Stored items
┄┄┄┄┄┄
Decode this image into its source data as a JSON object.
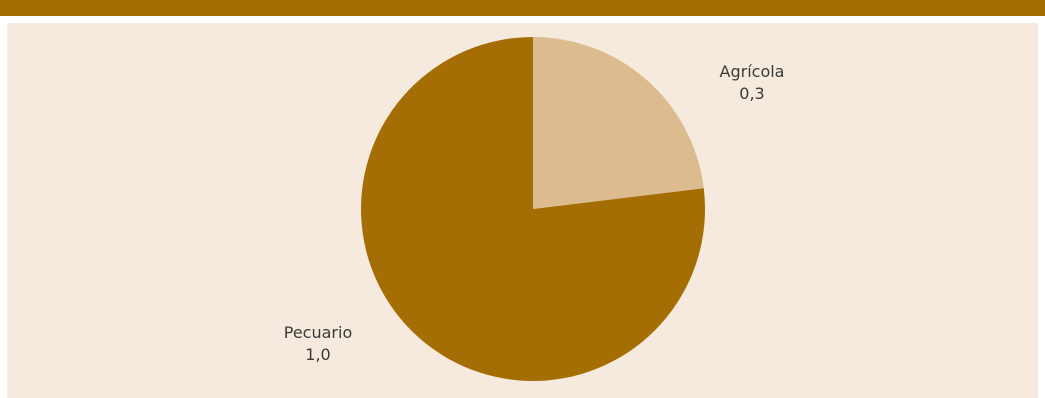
{
  "colors": {
    "header_bar": "#a56e04",
    "panel_background": "#f5eadd",
    "pecuario": "#a56e04",
    "agricola": "#dcbc8e",
    "label_text": "#3a3a3a"
  },
  "chart_data": {
    "type": "pie",
    "title": "",
    "slices": [
      {
        "name": "Agrícola",
        "value_label": "0,3",
        "value": 0.3,
        "color": "#dcbc8e"
      },
      {
        "name": "Pecuario",
        "value_label": "1,0",
        "value": 1.0,
        "color": "#a56e04"
      }
    ],
    "start_angle_deg": 0,
    "direction": "clockwise",
    "legend": "none",
    "labels": "outside"
  }
}
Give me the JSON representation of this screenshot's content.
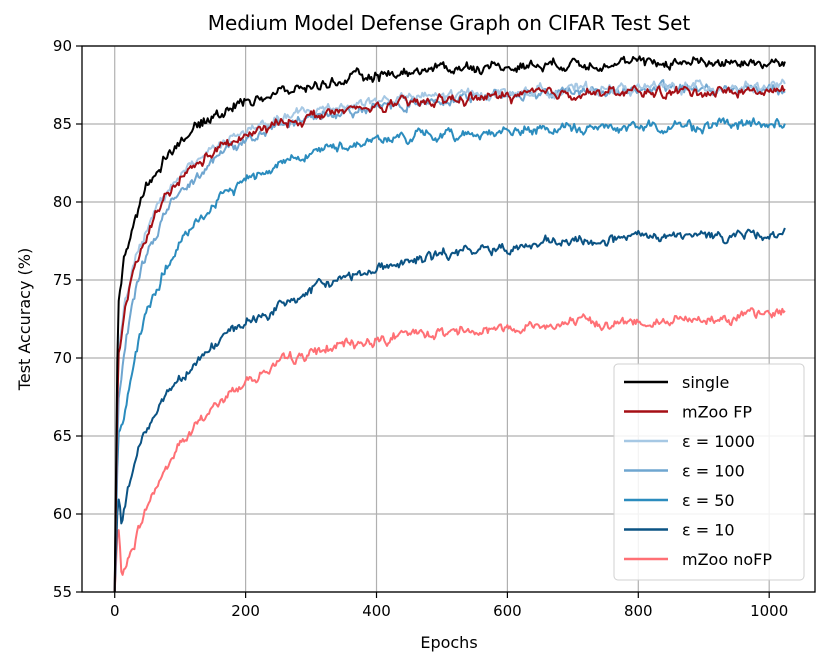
{
  "chart_data": {
    "type": "line",
    "title": "Medium Model Defense Graph on CIFAR Test Set",
    "xlabel": "Epochs",
    "ylabel": "Test Accuracy (%)",
    "xlim": [
      -50,
      1070
    ],
    "ylim": [
      55,
      90
    ],
    "xticks": [
      0,
      200,
      400,
      600,
      800,
      1000
    ],
    "yticks": [
      55,
      60,
      65,
      70,
      75,
      80,
      85,
      90
    ],
    "grid": true,
    "legend_position": "lower-right",
    "series": [
      {
        "name": "single",
        "color": "#000000",
        "x": [
          0,
          5,
          15,
          30,
          50,
          75,
          100,
          150,
          200,
          250,
          300,
          350,
          400,
          500,
          600,
          700,
          800,
          900,
          1000,
          1025
        ],
        "y": [
          55,
          73.5,
          76.5,
          79,
          81,
          82.8,
          84,
          85.5,
          86.5,
          87,
          87.4,
          87.8,
          88.1,
          88.6,
          88.7,
          88.9,
          88.9,
          89,
          88.9,
          88.9
        ]
      },
      {
        "name": "mZoo FP",
        "color": "#a50f15",
        "x": [
          0,
          5,
          15,
          30,
          50,
          75,
          100,
          150,
          200,
          250,
          300,
          350,
          400,
          500,
          600,
          700,
          800,
          900,
          1000,
          1025
        ],
        "y": [
          55,
          70,
          73,
          75.5,
          78,
          80,
          81.5,
          83.2,
          84.2,
          85,
          85.5,
          85.8,
          86.1,
          86.5,
          86.8,
          87,
          87,
          87.1,
          87.1,
          87.1
        ]
      },
      {
        "name": "ε = 1000",
        "color": "#a6c8e4",
        "x": [
          0,
          5,
          15,
          30,
          50,
          75,
          100,
          150,
          200,
          250,
          300,
          350,
          400,
          500,
          600,
          700,
          800,
          900,
          1000,
          1025
        ],
        "y": [
          55,
          70.5,
          73.5,
          76,
          78.3,
          80.3,
          81.8,
          83.5,
          84.5,
          85.3,
          85.8,
          86.2,
          86.5,
          86.8,
          87,
          87.2,
          87.3,
          87.4,
          87.4,
          87.4
        ]
      },
      {
        "name": "ε = 100",
        "color": "#6fa6d0",
        "x": [
          0,
          5,
          15,
          30,
          50,
          75,
          100,
          150,
          200,
          250,
          300,
          350,
          400,
          500,
          600,
          700,
          800,
          900,
          1000,
          1025
        ],
        "y": [
          55,
          67,
          70.5,
          74,
          76.8,
          79,
          80.8,
          82.8,
          84,
          84.8,
          85.4,
          85.8,
          86.1,
          86.6,
          86.9,
          87.1,
          87.2,
          87.3,
          87.3,
          87.3
        ]
      },
      {
        "name": "ε = 50",
        "color": "#2b8cbe",
        "x": [
          0,
          5,
          15,
          30,
          50,
          75,
          100,
          150,
          200,
          250,
          300,
          350,
          400,
          500,
          600,
          700,
          800,
          900,
          1000,
          1025
        ],
        "y": [
          55,
          65,
          66.5,
          70,
          73,
          75.5,
          77.3,
          79.8,
          81.5,
          82.5,
          83.2,
          83.6,
          84,
          84.3,
          84.5,
          84.7,
          84.8,
          84.9,
          85,
          85
        ]
      },
      {
        "name": "ε = 10",
        "color": "#0b5384",
        "x": [
          0,
          5,
          10,
          15,
          25,
          40,
          60,
          80,
          100,
          150,
          200,
          250,
          300,
          350,
          400,
          500,
          600,
          700,
          800,
          900,
          1000,
          1025
        ],
        "y": [
          55,
          61.5,
          59.6,
          60.5,
          62.5,
          64.5,
          66.5,
          67.8,
          68.8,
          70.8,
          72.2,
          73.2,
          74.3,
          75.2,
          75.8,
          76.6,
          77.1,
          77.4,
          77.7,
          77.8,
          78,
          77.8
        ]
      },
      {
        "name": "mZoo noFP",
        "color": "#ff7075",
        "x": [
          0,
          5,
          10,
          15,
          25,
          40,
          60,
          80,
          100,
          150,
          200,
          250,
          300,
          350,
          400,
          500,
          600,
          700,
          800,
          900,
          1000,
          1025
        ],
        "y": [
          55,
          59.5,
          56.2,
          56.5,
          57.5,
          59.5,
          61.5,
          63,
          64.5,
          66.8,
          68.5,
          69.6,
          70.3,
          70.8,
          71.2,
          71.7,
          72,
          72.2,
          72.3,
          72.5,
          72.8,
          73
        ]
      }
    ]
  }
}
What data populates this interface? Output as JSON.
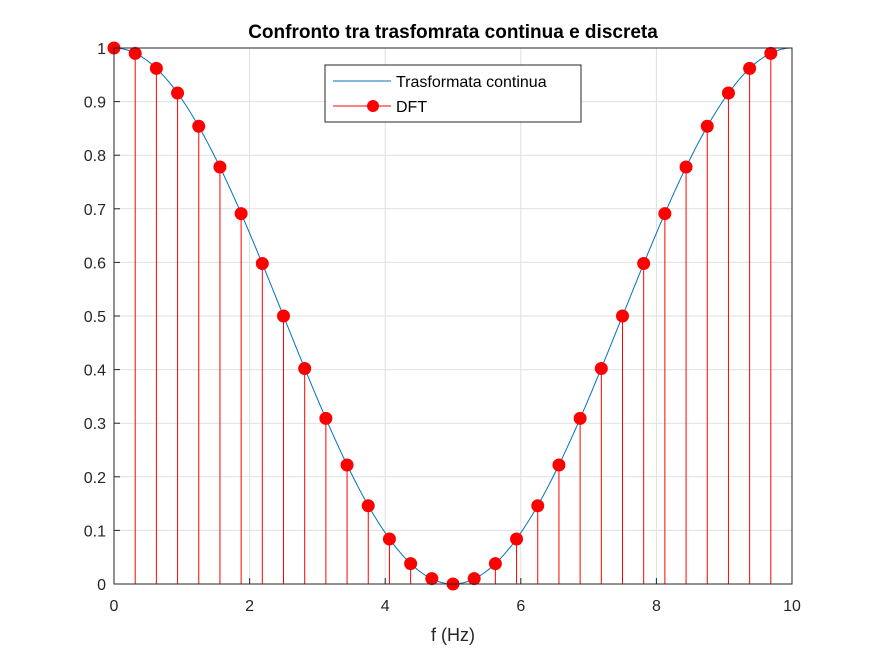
{
  "chart_data": {
    "type": "line",
    "title": "Confronto tra trasfomrata continua e discreta",
    "xlabel": "f (Hz)",
    "ylabel": "",
    "xlim": [
      0,
      10
    ],
    "ylim": [
      0,
      1
    ],
    "xticks": [
      0,
      2,
      4,
      6,
      8,
      10
    ],
    "xtick_labels": [
      "0",
      "2",
      "4",
      "6",
      "8",
      "10"
    ],
    "yticks": [
      0,
      0.1,
      0.2,
      0.3,
      0.4,
      0.5,
      0.6,
      0.7,
      0.8,
      0.9,
      1
    ],
    "ytick_labels": [
      "0",
      "0.1",
      "0.2",
      "0.3",
      "0.4",
      "0.5",
      "0.6",
      "0.7",
      "0.8",
      "0.9",
      "1"
    ],
    "grid": true,
    "legend_position": "top-center",
    "series": [
      {
        "name": "Trasformata continua",
        "type": "line",
        "color": "#0072BD",
        "function": "cos^2(pi*f/10)",
        "x_range": [
          0,
          10
        ]
      },
      {
        "name": "DFT",
        "type": "stem",
        "color": "#FF0000",
        "x": [
          0,
          0.3125,
          0.625,
          0.9375,
          1.25,
          1.5625,
          1.875,
          2.1875,
          2.5,
          2.8125,
          3.125,
          3.4375,
          3.75,
          4.0625,
          4.375,
          4.6875,
          5,
          5.3125,
          5.625,
          5.9375,
          6.25,
          6.5625,
          6.875,
          7.1875,
          7.5,
          7.8125,
          8.125,
          8.4375,
          8.75,
          9.0625,
          9.375,
          9.6875
        ],
        "y": [
          1,
          0.99,
          0.962,
          0.916,
          0.854,
          0.778,
          0.691,
          0.598,
          0.5,
          0.402,
          0.309,
          0.222,
          0.146,
          0.084,
          0.038,
          0.01,
          0,
          0.01,
          0.038,
          0.084,
          0.146,
          0.222,
          0.309,
          0.402,
          0.5,
          0.598,
          0.691,
          0.778,
          0.854,
          0.916,
          0.962,
          0.99
        ]
      }
    ]
  }
}
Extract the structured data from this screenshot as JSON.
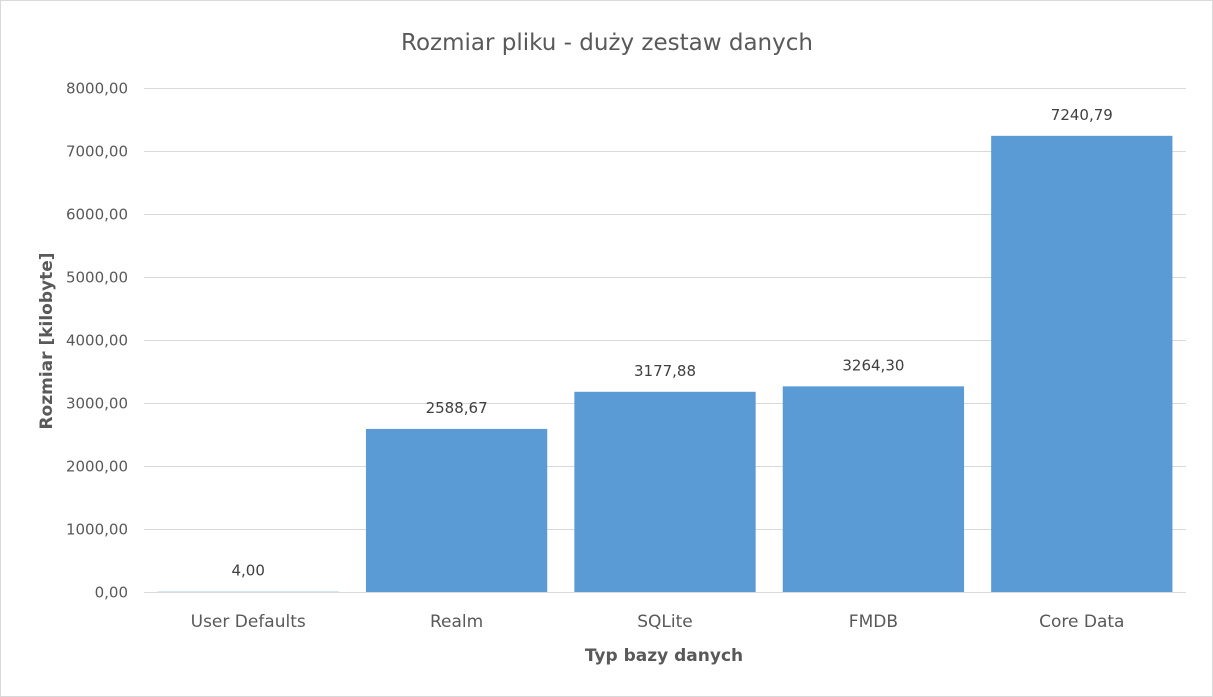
{
  "chart_data": {
    "type": "bar",
    "title": "Rozmiar pliku - duży zestaw danych",
    "xlabel": "Typ bazy danych",
    "ylabel": "Rozmiar [kilobyte]",
    "categories": [
      "User Defaults",
      "Realm",
      "SQLite",
      "FMDB",
      "Core Data"
    ],
    "values": [
      4.0,
      2588.67,
      3177.88,
      3264.3,
      7240.79
    ],
    "data_labels": [
      "4,00",
      "2588,67",
      "3177,88",
      "3264,30",
      "7240,79"
    ],
    "ylim": [
      0,
      8000
    ],
    "yticks": [
      0,
      1000,
      2000,
      3000,
      4000,
      5000,
      6000,
      7000,
      8000
    ],
    "ytick_labels": [
      "0,00",
      "1000,00",
      "2000,00",
      "3000,00",
      "4000,00",
      "5000,00",
      "6000,00",
      "7000,00",
      "8000,00"
    ],
    "grid": true,
    "legend": "none",
    "bar_color": "#5b9bd5"
  }
}
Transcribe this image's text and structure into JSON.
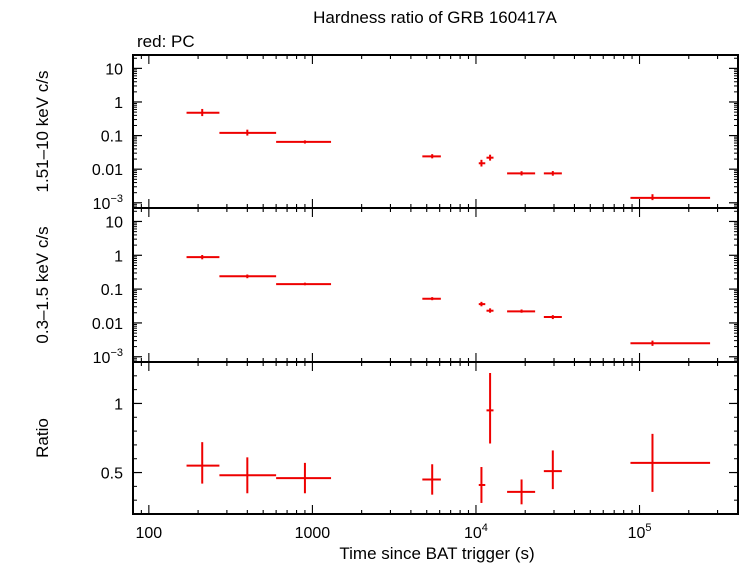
{
  "title": "Hardness ratio of GRB 160417A",
  "subtitle": "red: PC",
  "colors": {
    "data": "#ee0000",
    "frame": "#000000",
    "background": "#ffffff"
  },
  "chart_data": {
    "type": "scatter",
    "xscale": "log",
    "xlabel": "Time since BAT trigger (s)",
    "xlim": [
      80,
      400000
    ],
    "xticks": [
      {
        "value": 100,
        "label": "100",
        "exp": ""
      },
      {
        "value": 1000,
        "label": "1000",
        "exp": ""
      },
      {
        "value": 10000,
        "label": "10",
        "exp": "4"
      },
      {
        "value": 100000,
        "label": "10",
        "exp": "5"
      }
    ],
    "grid": false,
    "panels": [
      {
        "ylabel": "1.51–10 keV c/s",
        "yscale": "log",
        "ylim": [
          0.0007,
          25
        ],
        "yticks": [
          {
            "value": 10,
            "label": "10",
            "exp": ""
          },
          {
            "value": 1,
            "label": "1",
            "exp": ""
          },
          {
            "value": 0.1,
            "label": "0.1",
            "exp": ""
          },
          {
            "value": 0.01,
            "label": "0.01",
            "exp": ""
          },
          {
            "value": 0.001,
            "label": "10",
            "exp": "−3"
          }
        ],
        "points": [
          {
            "x": 212,
            "xlo": 170,
            "xhi": 270,
            "y": 0.48,
            "ylo": 0.38,
            "yhi": 0.62
          },
          {
            "x": 400,
            "xlo": 270,
            "xhi": 600,
            "y": 0.12,
            "ylo": 0.1,
            "yhi": 0.15
          },
          {
            "x": 900,
            "xlo": 600,
            "xhi": 1300,
            "y": 0.065,
            "ylo": 0.058,
            "yhi": 0.072
          },
          {
            "x": 5400,
            "xlo": 4700,
            "xhi": 6100,
            "y": 0.024,
            "ylo": 0.021,
            "yhi": 0.028
          },
          {
            "x": 10800,
            "xlo": 10400,
            "xhi": 11400,
            "y": 0.015,
            "ylo": 0.012,
            "yhi": 0.019
          },
          {
            "x": 12200,
            "xlo": 11600,
            "xhi": 12800,
            "y": 0.022,
            "ylo": 0.018,
            "yhi": 0.027
          },
          {
            "x": 19000,
            "xlo": 15500,
            "xhi": 23000,
            "y": 0.0075,
            "ylo": 0.0065,
            "yhi": 0.0087
          },
          {
            "x": 29500,
            "xlo": 26000,
            "xhi": 33500,
            "y": 0.0075,
            "ylo": 0.0064,
            "yhi": 0.0088
          },
          {
            "x": 120000,
            "xlo": 88000,
            "xhi": 270000,
            "y": 0.0014,
            "ylo": 0.0012,
            "yhi": 0.0018
          }
        ]
      },
      {
        "ylabel": "0.3–1.5 keV c/s",
        "yscale": "log",
        "ylim": [
          0.0007,
          25
        ],
        "yticks": [
          {
            "value": 10,
            "label": "10",
            "exp": ""
          },
          {
            "value": 1,
            "label": "1",
            "exp": ""
          },
          {
            "value": 0.1,
            "label": "0.1",
            "exp": ""
          },
          {
            "value": 0.01,
            "label": "0.01",
            "exp": ""
          },
          {
            "value": 0.001,
            "label": "10",
            "exp": "−3"
          }
        ],
        "points": [
          {
            "x": 212,
            "xlo": 170,
            "xhi": 270,
            "y": 0.88,
            "ylo": 0.76,
            "yhi": 1.02
          },
          {
            "x": 400,
            "xlo": 270,
            "xhi": 600,
            "y": 0.24,
            "ylo": 0.21,
            "yhi": 0.27
          },
          {
            "x": 900,
            "xlo": 600,
            "xhi": 1300,
            "y": 0.14,
            "ylo": 0.13,
            "yhi": 0.155
          },
          {
            "x": 5400,
            "xlo": 4700,
            "xhi": 6100,
            "y": 0.052,
            "ylo": 0.047,
            "yhi": 0.058
          },
          {
            "x": 10800,
            "xlo": 10400,
            "xhi": 11400,
            "y": 0.036,
            "ylo": 0.031,
            "yhi": 0.042
          },
          {
            "x": 12200,
            "xlo": 11600,
            "xhi": 12800,
            "y": 0.023,
            "ylo": 0.02,
            "yhi": 0.027
          },
          {
            "x": 19000,
            "xlo": 15500,
            "xhi": 23000,
            "y": 0.022,
            "ylo": 0.02,
            "yhi": 0.025
          },
          {
            "x": 29500,
            "xlo": 26000,
            "xhi": 33500,
            "y": 0.015,
            "ylo": 0.013,
            "yhi": 0.017
          },
          {
            "x": 120000,
            "xlo": 88000,
            "xhi": 270000,
            "y": 0.0025,
            "ylo": 0.0021,
            "yhi": 0.003
          }
        ]
      },
      {
        "ylabel": "Ratio",
        "yscale": "linear",
        "ylim": [
          0.2,
          1.3
        ],
        "yticks": [
          {
            "value": 1,
            "label": "1",
            "exp": ""
          },
          {
            "value": 0.5,
            "label": "0.5",
            "exp": ""
          }
        ],
        "points": [
          {
            "x": 212,
            "xlo": 170,
            "xhi": 270,
            "y": 0.55,
            "ylo": 0.42,
            "yhi": 0.72
          },
          {
            "x": 400,
            "xlo": 270,
            "xhi": 600,
            "y": 0.48,
            "ylo": 0.35,
            "yhi": 0.61
          },
          {
            "x": 900,
            "xlo": 600,
            "xhi": 1300,
            "y": 0.46,
            "ylo": 0.35,
            "yhi": 0.57
          },
          {
            "x": 5400,
            "xlo": 4700,
            "xhi": 6100,
            "y": 0.45,
            "ylo": 0.34,
            "yhi": 0.56
          },
          {
            "x": 10800,
            "xlo": 10400,
            "xhi": 11400,
            "y": 0.41,
            "ylo": 0.28,
            "yhi": 0.54
          },
          {
            "x": 12200,
            "xlo": 11600,
            "xhi": 12800,
            "y": 0.95,
            "ylo": 0.71,
            "yhi": 1.22
          },
          {
            "x": 19000,
            "xlo": 15500,
            "xhi": 23000,
            "y": 0.36,
            "ylo": 0.27,
            "yhi": 0.45
          },
          {
            "x": 29500,
            "xlo": 26000,
            "xhi": 33500,
            "y": 0.51,
            "ylo": 0.38,
            "yhi": 0.66
          },
          {
            "x": 120000,
            "xlo": 88000,
            "xhi": 270000,
            "y": 0.57,
            "ylo": 0.36,
            "yhi": 0.78
          }
        ]
      }
    ]
  }
}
┄┄┄┄┄┄
Write out every line from the entries where "this" appears.

Decode this image into its source data as a JSON object.
Give me the JSON representation of this screenshot's content.
What data populates this interface? Output as JSON.
Extract the structured data from this screenshot as JSON.
Transcribe this image's text and structure into JSON.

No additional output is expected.